#### Work to do:
Output every entry exactly as written.

#### Records for the exercise:

• • • •

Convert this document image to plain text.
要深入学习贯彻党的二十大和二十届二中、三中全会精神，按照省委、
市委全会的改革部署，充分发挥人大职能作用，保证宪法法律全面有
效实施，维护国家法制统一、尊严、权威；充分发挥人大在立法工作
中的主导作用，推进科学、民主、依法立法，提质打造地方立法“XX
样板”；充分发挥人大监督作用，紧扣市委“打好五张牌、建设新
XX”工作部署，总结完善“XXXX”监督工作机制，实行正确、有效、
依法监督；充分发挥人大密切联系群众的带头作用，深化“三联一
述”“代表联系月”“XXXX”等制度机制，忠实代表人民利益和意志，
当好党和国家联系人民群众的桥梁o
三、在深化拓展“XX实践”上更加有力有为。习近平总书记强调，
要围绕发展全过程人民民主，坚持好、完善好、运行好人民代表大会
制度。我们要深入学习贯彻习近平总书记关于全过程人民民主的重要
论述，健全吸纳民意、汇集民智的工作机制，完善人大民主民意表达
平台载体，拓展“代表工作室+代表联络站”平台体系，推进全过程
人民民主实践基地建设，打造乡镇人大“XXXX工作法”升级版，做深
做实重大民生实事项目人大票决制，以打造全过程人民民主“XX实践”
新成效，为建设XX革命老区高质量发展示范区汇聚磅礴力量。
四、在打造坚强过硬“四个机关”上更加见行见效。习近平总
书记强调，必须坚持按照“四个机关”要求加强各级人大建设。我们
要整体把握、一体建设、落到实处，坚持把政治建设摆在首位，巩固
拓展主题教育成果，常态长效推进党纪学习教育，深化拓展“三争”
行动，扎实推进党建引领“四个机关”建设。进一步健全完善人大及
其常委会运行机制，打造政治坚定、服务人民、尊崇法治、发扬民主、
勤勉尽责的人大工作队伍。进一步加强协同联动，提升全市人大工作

• • • •

#### Solution to the problem:
Convert this document image to plain text.
要深入学习贯彻党的二十大和二十届二中、三中全会精神，按照省委、
市委全会的改革部署，充分发挥人大职能作用，保证宪法法律全面有
效实施，维护国家法制统一、尊严、权威；充分发挥人大在立法工作
中的主导作用，推进科学、民主、依法立法，提质打造地方立法“XX
样板”；充分发挥人大监督作用，紧扣市委“打好五张牌、建设新
XX”工作部署，总结完善“XXXX”监督工作机制，实行正确、有效、
依法监督；充分发挥人大密切联系群众的带头作用，深化“三联一
述”“代表联系月”“XXXX”等制度机制，忠实代表人民利益和意志，
当好党和国家联系人民群众的桥梁o
三、在深化拓展“XX实践”上更加有力有为。习近平总书记强调，
要围绕发展全过程人民民主，坚持好、完善好、运行好人民代表大会
制度。我们要深入学习贯彻习近平总书记关于全过程人民民主的重要
论述，健全吸纳民意、汇集民智的工作机制，完善人大民主民意表达
平台载体，拓展“代表工作室+代表联络站”平台体系，推进全过程
人民民主实践基地建设，打造乡镇人大“XXXX工作法”升级版，做深
做实重大民生实事项目人大票决制，以打造全过程人民民主“XX实践”
新成效，为建设XX革命老区高质量发展示范区汇聚磅礴力量。
四、在打造坚强过硬“四个机关”上更加见行见效。习近平总
书记强调，必须坚持按照“四个机关”要求加强各级人大建设。我们
要整体把握、一体建设、落到实处，坚持把政治建设摆在首位，巩固
拓展主题教育成果，常态长效推进党纪学习教育，深化拓展“三争”
行动，扎实推进党建引领“四个机关”建设。进一步健全完善人大及
其常委会运行机制，打造政治坚定、服务人民、尊崇法治、发扬民主、
勤勉尽责的人大工作队伍。进一步加强协同联动，提升全市人大工作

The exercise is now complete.